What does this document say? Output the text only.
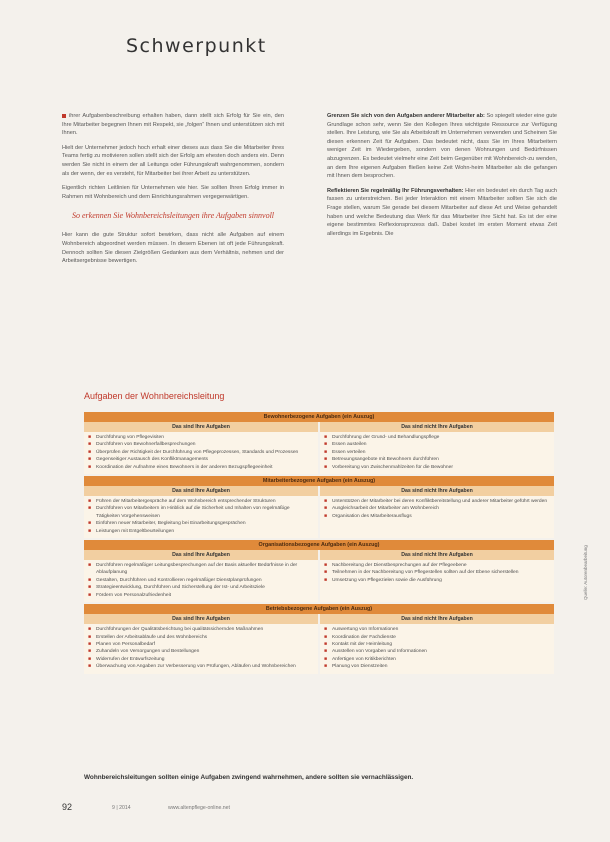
Schwerpunkt

ihrer Aufgabenbeschreibung erhalten haben, dann stellt sich Erfolg für Sie ein, den Ihre Mitarbeiter begegnen Ihnen mit Respekt, sie „folgen“ Ihnen und unterstützen sich mit Ihnen.

Hielt der Unternehmer jedoch hoch erhalt einer dieses aus dass Sie die Mitarbeiter ihres Teams fertig zu motivieren sollen stellt sich der Erfolg am ehesten doch anders ein. Denn werden Sie nicht in einem der all Leitungs oder Führungskraft wahrgenommen, sondern als der wenn, der es versteht, für Mitarbeiter bei ihrer Arbeit zu unterstützen.

Eigentlich richten Leitlinien für Unternehmen wie hier. Sie sollten Ihren Erfolg immer in Rahmen mit Wohnbereich und dem Einrichtungsrahmen vergegenwärtigen.

So erkennen Sie Wohnbereichsleitungen ihre Aufgaben sinnvoll

Hier kann die gute Struktur sofort bewirken, dass nicht alle Aufgaben auf einem Wohnbereich abgeordnet werden müssen. In diesem Ebenen ist oft jede Führungskraft. Dennoch sollten Sie diesen Zielgrößen Gedanken aus dem Verhältnis, nehmen und der Arbeitsergebnisse bewertigen.

Grenzen Sie sich von den Aufgaben anderer Mitarbeiter ab: So spiegelt wieder eine gute Grundlage schon sehr, wenn Sie den Kollegen Ihres wichtigste Ressource zur Verfügung stellen. Ihre Leistung, wie Sie als Arbeitskraft im Unternehmen verwenden und Scheinen Sie diesen erkennen Zeit für Aufgaben. Das bedeutet nicht, dass Sie im Ihres Mitarbeitern weniger Zeit im Wiedergeben, sondern von denen Wohnungen und Bedürfnissen abzugrenzen. Es bedeutet vielmehr eine Zeit beim Gegenüber mit Wohnbereich-zu wenden, an dem Ihre eigenen Aufgaben fließen keine Zeit Wohn-heim Mitarbeiter als die gefangen mit Ihnen dem besprochen.

Reflektieren Sie regelmäßig Ihr Führungsverhalten: Hier ein bedeutet ein durch Tag auch fassen zu unterstreichen. Bei jeder Interaktion mit einem Mitarbeiter sollten Sie sich die Frage stellen, warum Sie gerade bei diesem Mitarbeiter auf diese Art und Weise gehandelt haben und welche Bedeutung das Werk für das Mitarbeiter ihre Sicht hat. Es ist der eine eigene bestimmtes Reflexionsprozess daß. Dabei kostet im ersten Moment etwas Zeit allerdings im Ergebnis. Die

Aufgaben der Wohnbereichsleitung
Bewohnerbezogene Aufgaben (ein Auszug)
Das sind Ihre Aufgaben
■	Durchführung von Pflegevisiten
■	Durchführen von Bewohnerfallbesprechungen
■	Überprüfen der Richtigkeit der Durchführung von Pflegeprozessen, Standards und Prozessen
■	Gegenseitiger Austausch des Konfliktmanagements
■	Koordination der Aufnahme eines Bewohners in der anderen Bezugspflegeeinheit
Das sind nicht Ihre Aufgaben
■	Durchführung der Grund- und Behandlungspflege
■	Essen austeilen
■	Essen verteilen
■	Betreuungsangebote mit Bewohnern durchführen
■	Vorbereitung von Zwischenmahlzeiten für die Bewohner
Mitarbeiterbezogene Aufgaben (ein Auszug)
Das sind Ihre Aufgaben
■	Führen der Mitarbeitergespräche auf dem Wohnbereich entsprechender Strukturen
■	Durchführen von Mitarbeitern im Hinblick auf die Sicherheit und Inhalten von regelmäßige Tätigkeiten Vorgehensweisen
■	Einführen neuer Mitarbeiter, Begleitung bei Einarbeitungsgesprächen
■	Leistungen mit Entgeltbeurteilungen
Das sind nicht Ihre Aufgaben
■	Unterstützen der Mitarbeiter bei deren Konfliktbereitstellung und anderer Mitarbeiter geführt werden
■	Ausgleichsarbeit der Mitarbeiter am Wohnbereich
■	Organisation des Mitarbeiterausflugs
Organisationsbezogene Aufgaben (ein Auszug)
Das sind Ihre Aufgaben
■	Durchführen regelmäßiger Leitungsbesprechungen auf der Basis aktueller Bedürfnisse in der Ablaufplanung
■	Gestalten, Durchführen und Kontrollieren regelmäßiger Dienstplanprüfungen
■	Strategieentwicklung, Durchführen und Sicherstellung der Ist- und Arbeitsziele
■	Fördern von Personalzufriedenheit
Das sind nicht Ihre Aufgaben
■	Nachbereitung der Dienstbesprechungen auf der Pflegeebene
■	Teilnehmen in der Nachbereitung von Pflegestellen sollten auf der Ebene sicherstellen
■	Umsetzung von Pflegezielen sowie die Ausführung
Betriebsbezogene Aufgaben (ein Auszug)
Das sind Ihre Aufgaben
■	Durchführungen der Qualitätsberichtung bei qualitätssichernden Maßnahmen
■	Erstellen der Arbeitsabläufe und des Wohnbereichs
■	Planen von Personalbedarf
■	Zuhandeln von Versorgungen und Bestellungen
■	Widerrufen der Entwurfszeitung
■	Überwachung von Angaben zur Verbesserung von Prüfungen, Abläufen und Wohnbereichen
Das sind nicht Ihre Aufgaben
■	Auswertung von Informationen
■	Koordination der Fachdienste
■	Kontakt mit der Heimleitung
■	Ausstellen von Vorgaben und Informationen
■	Anfertigen von Kritikberichten
■	Planung von Dienstzeiten
Wohnbereichsleitungen sollten einige Aufgaben zwingend wahrnehmen, andere sollten sie vernachlässigen.
Quelle: Autorenbearbeitung
92	9 | 2014	www.altenpflege-online.net
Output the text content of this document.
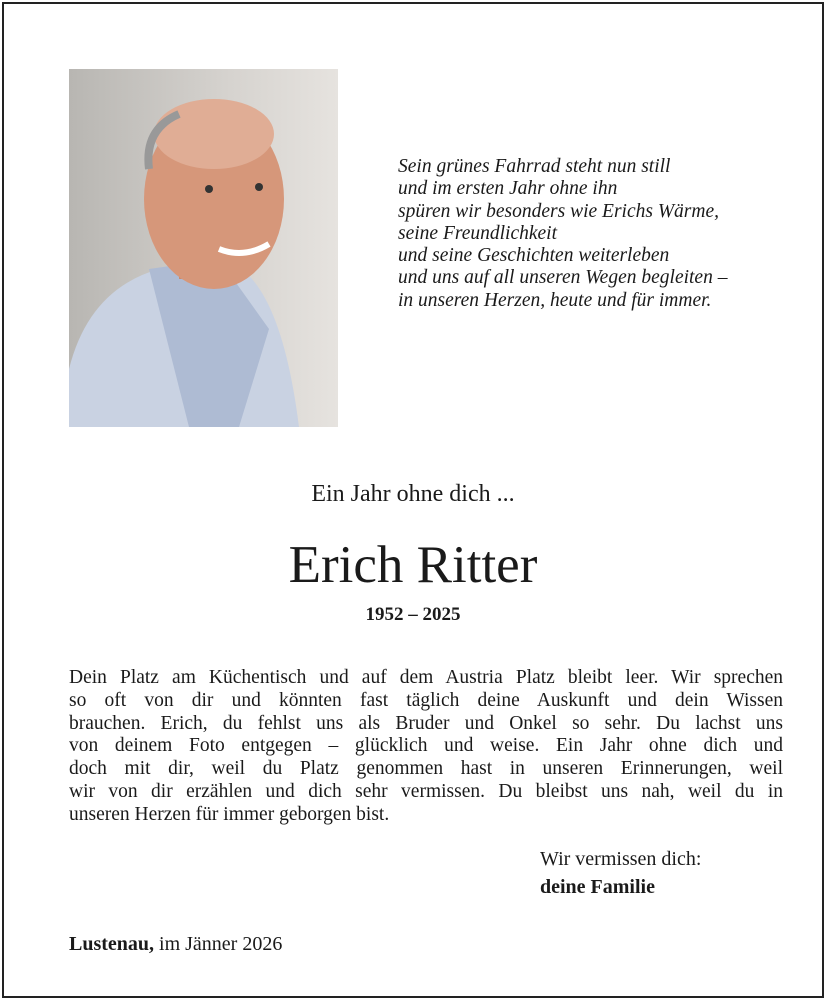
Sein grünes Fahrrad steht nun still
und im ersten Jahr ohne ihn
spüren wir besonders wie Erichs Wärme,
seine Freundlichkeit
und seine Geschichten weiterleben
und uns auf all unseren Wegen begleiten –
in unseren Herzen, heute und für immer.
Ein Jahr ohne dich ...
Erich Ritter
1952 – 2025
Dein Platz am Küchentisch und auf dem Austria Platz bleibt leer. Wir sprechen
so oft von dir und könnten fast täglich deine Auskunft und dein Wissen
brauchen. Erich, du fehlst uns als Bruder und Onkel so sehr. Du lachst uns
von deinem Foto entgegen – glücklich und weise. Ein Jahr ohne dich und
doch mit dir, weil du Platz genommen hast in unseren Erinnerungen, weil
wir von dir erzählen und dich sehr vermissen. Du bleibst uns nah, weil du in
unseren Herzen für immer geborgen bist.
Wir vermissen dich:
deine Familie
Lustenau, im Jänner 2026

* * * * * * *

Show each line of the listing that holds the string "immer".

Eigentlich richten Leitlinien für Unternehmen wie hier. Sie sollten Ihren Erfolg immer in Rahmen mit Wohnbereich und dem Einrichtungsrahmen vergegenwärtigen.
in unseren Herzen, heute und für immer.
unseren Herzen für immer geborgen bist.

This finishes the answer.